Annotated element entries:
════

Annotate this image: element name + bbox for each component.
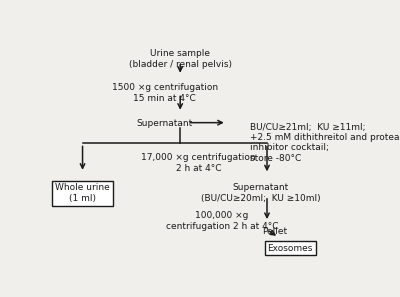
Text: Urine sample
(bladder / renal pelvis): Urine sample (bladder / renal pelvis) bbox=[129, 50, 232, 69]
Text: BU/CU≥21ml;  KU ≥11ml;
+2.5 mM dithithreitol and protease
inhibitor cocktail;
st: BU/CU≥21ml; KU ≥11ml; +2.5 mM dithithrei… bbox=[250, 123, 400, 163]
Text: Exosomes: Exosomes bbox=[268, 244, 313, 252]
Text: Pellet: Pellet bbox=[262, 227, 287, 236]
Text: Supernatant: Supernatant bbox=[136, 119, 193, 128]
Text: 1500 ×g centrifugation
15 min at 4°C: 1500 ×g centrifugation 15 min at 4°C bbox=[112, 83, 218, 103]
Text: Whole urine
(1 ml): Whole urine (1 ml) bbox=[55, 184, 110, 203]
Text: Supernatant
(BU/CU≥20ml;  KU ≥10ml): Supernatant (BU/CU≥20ml; KU ≥10ml) bbox=[201, 184, 321, 203]
Text: 100,000 ×g
centrifugation 2 h at 4°C: 100,000 ×g centrifugation 2 h at 4°C bbox=[166, 211, 278, 230]
Text: 17,000 ×g centrifugation
2 h at 4°C: 17,000 ×g centrifugation 2 h at 4°C bbox=[142, 154, 256, 173]
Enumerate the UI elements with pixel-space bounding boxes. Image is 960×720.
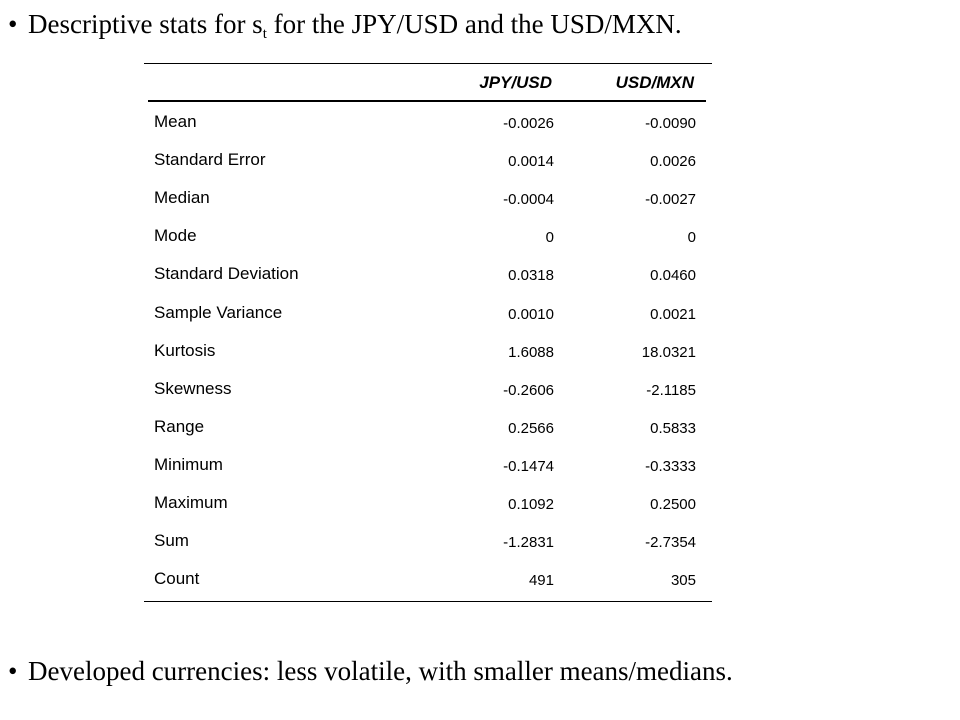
- cell-usd-mxn: -2.1185: [646, 381, 696, 399]
- cell-jpy-usd: 0.1092: [508, 496, 554, 513]
- table-row: Mean -0.0026 -0.0090: [144, 108, 712, 146]
- bullet-text-pre: Descriptive stats for s: [28, 9, 263, 39]
- cell-usd-mxn: 0: [687, 229, 696, 247]
- table-row: Mode 0 0: [144, 222, 712, 260]
- row-label: Standard Error: [154, 150, 266, 170]
- cell-jpy-usd: -0.2606: [503, 381, 554, 399]
- row-label: Count: [154, 569, 200, 589]
- table-row: Skewness -0.2606 -2.1185: [144, 375, 712, 413]
- cell-jpy-usd: 491: [528, 572, 554, 590]
- row-label: Sum: [154, 531, 189, 551]
- table-bottom-rule: [144, 601, 712, 602]
- cell-usd-mxn: 0.2500: [650, 496, 696, 513]
- row-label: Range: [154, 416, 205, 436]
- cell-jpy-usd: 0.0318: [508, 267, 554, 285]
- cell-jpy-usd: 0: [545, 229, 554, 247]
- cell-usd-mxn: 0.0026: [650, 153, 696, 171]
- table-header-rule: [148, 100, 706, 102]
- bullet-subscript: t: [262, 26, 267, 42]
- cell-usd-mxn: -0.0027: [645, 191, 696, 209]
- cell-usd-mxn: 18.0321: [641, 343, 696, 361]
- cell-usd-mxn: 305: [670, 572, 696, 590]
- bullet-descriptive-stats: • Descriptive stats for st for the JPY/US…: [8, 8, 682, 42]
- cell-usd-mxn: -0.0090: [645, 115, 696, 132]
- bullet-developed-currencies: • Developed currencies: less volatile, wi…: [8, 655, 733, 687]
- cell-jpy-usd: -1.2831: [503, 534, 554, 552]
- table-row: Kurtosis 1.6088 18.0321: [144, 337, 712, 375]
- column-header-jpy-usd: JPY/USD: [479, 73, 552, 92]
- cell-jpy-usd: 0.2566: [508, 419, 554, 437]
- cell-usd-mxn: -0.3333: [645, 457, 696, 475]
- row-label: Standard Deviation: [154, 264, 299, 284]
- row-label: Mean: [154, 112, 197, 131]
- table-row: Minimum -0.1474 -0.3333: [144, 451, 712, 489]
- cell-jpy-usd: 1.6088: [508, 343, 554, 361]
- table-row: Standard Error 0.0014 0.0026: [144, 146, 712, 184]
- cell-usd-mxn: 0.5833: [650, 419, 696, 437]
- cell-jpy-usd: -0.0026: [503, 115, 554, 132]
- row-label: Kurtosis: [154, 340, 216, 360]
- row-label: Minimum: [154, 454, 223, 474]
- table-row: Standard Deviation 0.0318 0.0460: [144, 260, 712, 298]
- row-label: Sample Variance: [154, 302, 283, 322]
- bullet-text-post: for the JPY/USD and the USD/MXN.: [266, 9, 682, 39]
- table-row: Maximum 0.1092 0.2500: [144, 489, 712, 527]
- row-label: Skewness: [154, 378, 232, 398]
- cell-usd-mxn: 0.0460: [650, 267, 696, 285]
- table-top-rule: [144, 63, 712, 64]
- bullet-marker: •: [8, 656, 18, 686]
- row-label: Median: [154, 188, 210, 208]
- cell-jpy-usd: -0.0004: [503, 191, 554, 209]
- cell-jpy-usd: 0.0014: [508, 153, 554, 171]
- table-row: Count 491 305: [144, 565, 712, 603]
- table-row: Range 0.2566 0.5833: [144, 413, 712, 451]
- descriptive-stats-table: JPY/USD USD/MXN Mean -0.0026 -0.0090 Standa…: [144, 63, 712, 602]
- table-row: Sample Variance 0.0010 0.0021: [144, 299, 712, 337]
- bullet-text: Developed currencies: less volatile, wit…: [28, 656, 733, 686]
- column-header-usd-mxn: USD/MXN: [615, 73, 694, 92]
- cell-usd-mxn: 0.0021: [650, 305, 696, 323]
- cell-jpy-usd: -0.1474: [503, 457, 554, 475]
- row-label: Mode: [154, 226, 197, 246]
- table-row: Sum -1.2831 -2.7354: [144, 527, 712, 565]
- row-label: Maximum: [154, 493, 228, 512]
- table-row: Median -0.0004 -0.0027: [144, 184, 712, 222]
- cell-usd-mxn: -2.7354: [645, 534, 696, 552]
- bullet-marker: •: [8, 9, 18, 39]
- cell-jpy-usd: 0.0010: [508, 305, 554, 323]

════

__Given exercise__
Convert the lines from the one containing "Text: Urine sample" through the one containing "(1 ml): Whole", both included, into a JSON list of strings, one string per line, with blank lines omitted.

__Output of the task__
[
  "Text: Urine sample",
  "(bladder / renal pelvis): Urine sample (bladder / renal pelvis) bbox=[129, 50, 232, 69]",
  "Text: BU/CU≥21ml;  KU ≥11ml;",
  "+2.5 mM dithithreitol and protease",
  "inhibitor cocktail;",
  "st: BU/CU≥21ml; KU ≥11ml; +2.5 mM dithithrei… bbox=[250, 123, 400, 163]",
  "Text: Exosomes: Exosomes bbox=[268, 244, 313, 252]",
  "Text: Pellet: Pellet bbox=[262, 227, 287, 236]",
  "Text: Supernatant: Supernatant bbox=[136, 119, 193, 128]",
  "Text: 1500 ×g centrifugation",
  "15 min at 4°C: 1500 ×g centrifugation 15 min at 4°C bbox=[112, 83, 218, 103]",
  "Text: Whole urine",
  "(1 ml): Whole urine (1 ml) bbox=[55, 184, 110, 203]"
]